### EXTRACTED ENTRIES
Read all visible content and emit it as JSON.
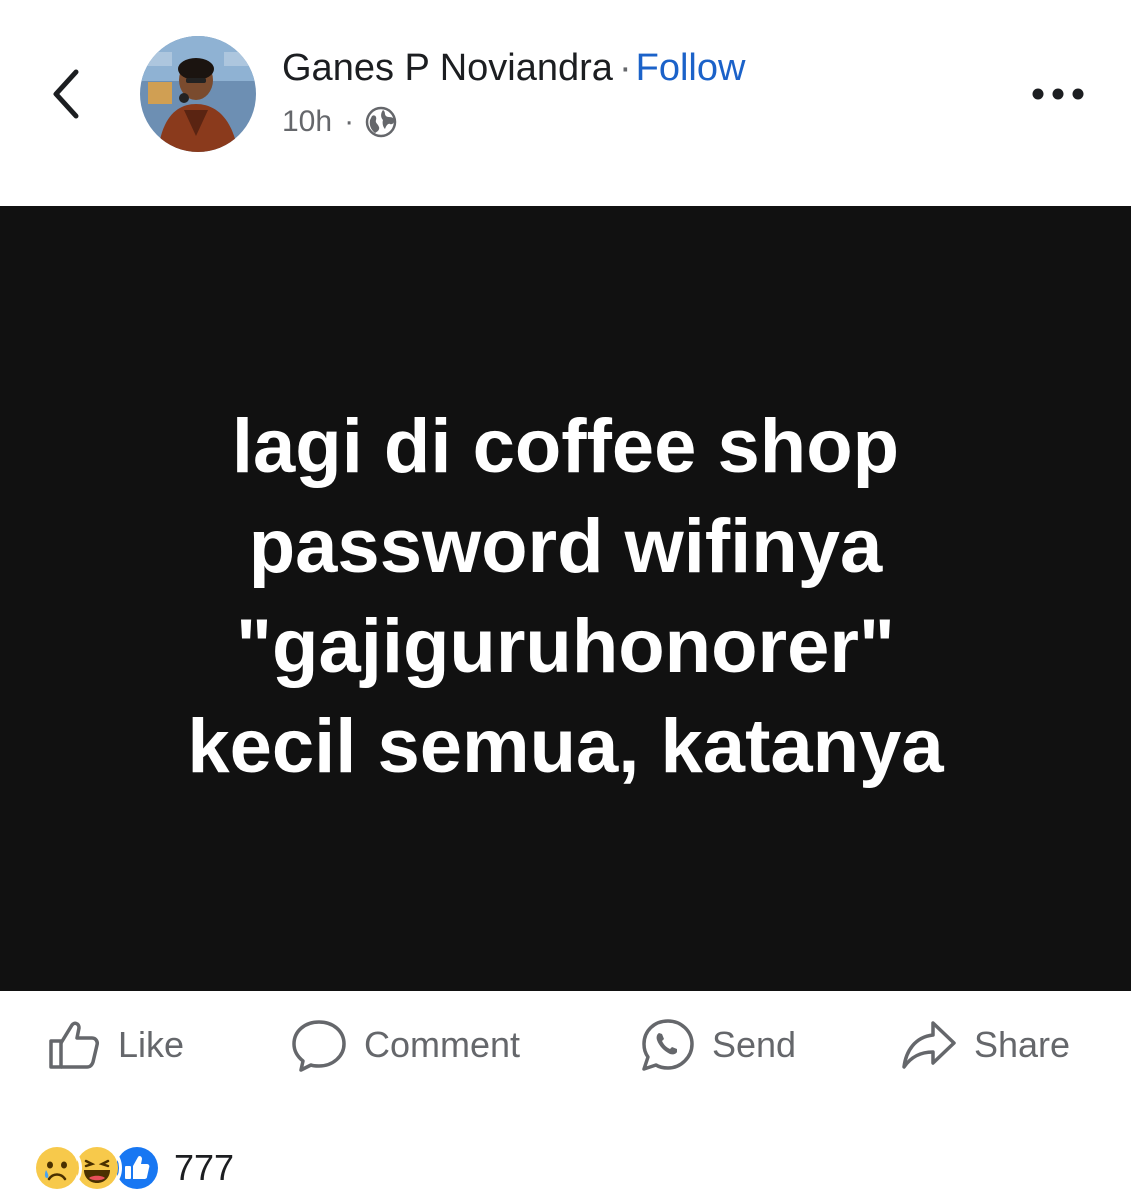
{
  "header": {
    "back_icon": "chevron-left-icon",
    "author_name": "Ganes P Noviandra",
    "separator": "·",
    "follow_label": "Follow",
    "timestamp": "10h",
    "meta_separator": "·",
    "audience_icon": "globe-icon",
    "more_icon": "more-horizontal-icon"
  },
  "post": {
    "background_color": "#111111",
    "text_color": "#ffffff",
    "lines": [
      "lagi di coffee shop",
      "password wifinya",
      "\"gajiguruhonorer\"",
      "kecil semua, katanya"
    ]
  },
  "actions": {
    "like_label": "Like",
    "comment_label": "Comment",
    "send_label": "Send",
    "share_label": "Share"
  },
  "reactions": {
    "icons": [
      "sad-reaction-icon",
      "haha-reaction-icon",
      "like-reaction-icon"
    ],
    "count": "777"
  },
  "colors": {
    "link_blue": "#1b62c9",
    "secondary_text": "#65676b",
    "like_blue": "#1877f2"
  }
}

### CHALLENGE
Repeat the material above word for word, please, apart from its images.

### ANSWER IN FULL
Read all visible content and emit it as JSON.
{
  "header": {
    "back_icon": "chevron-left-icon",
    "author_name": "Ganes P Noviandra",
    "separator": "·",
    "follow_label": "Follow",
    "timestamp": "10h",
    "meta_separator": "·",
    "audience_icon": "globe-icon",
    "more_icon": "more-horizontal-icon"
  },
  "post": {
    "background_color": "#111111",
    "text_color": "#ffffff",
    "lines": [
      "lagi di coffee shop",
      "password wifinya",
      "\"gajiguruhonorer\"",
      "kecil semua, katanya"
    ]
  },
  "actions": {
    "like_label": "Like",
    "comment_label": "Comment",
    "send_label": "Send",
    "share_label": "Share"
  },
  "reactions": {
    "icons": [
      "sad-reaction-icon",
      "haha-reaction-icon",
      "like-reaction-icon"
    ],
    "count": "777"
  },
  "colors": {
    "link_blue": "#1b62c9",
    "secondary_text": "#65676b",
    "like_blue": "#1877f2"
  }
}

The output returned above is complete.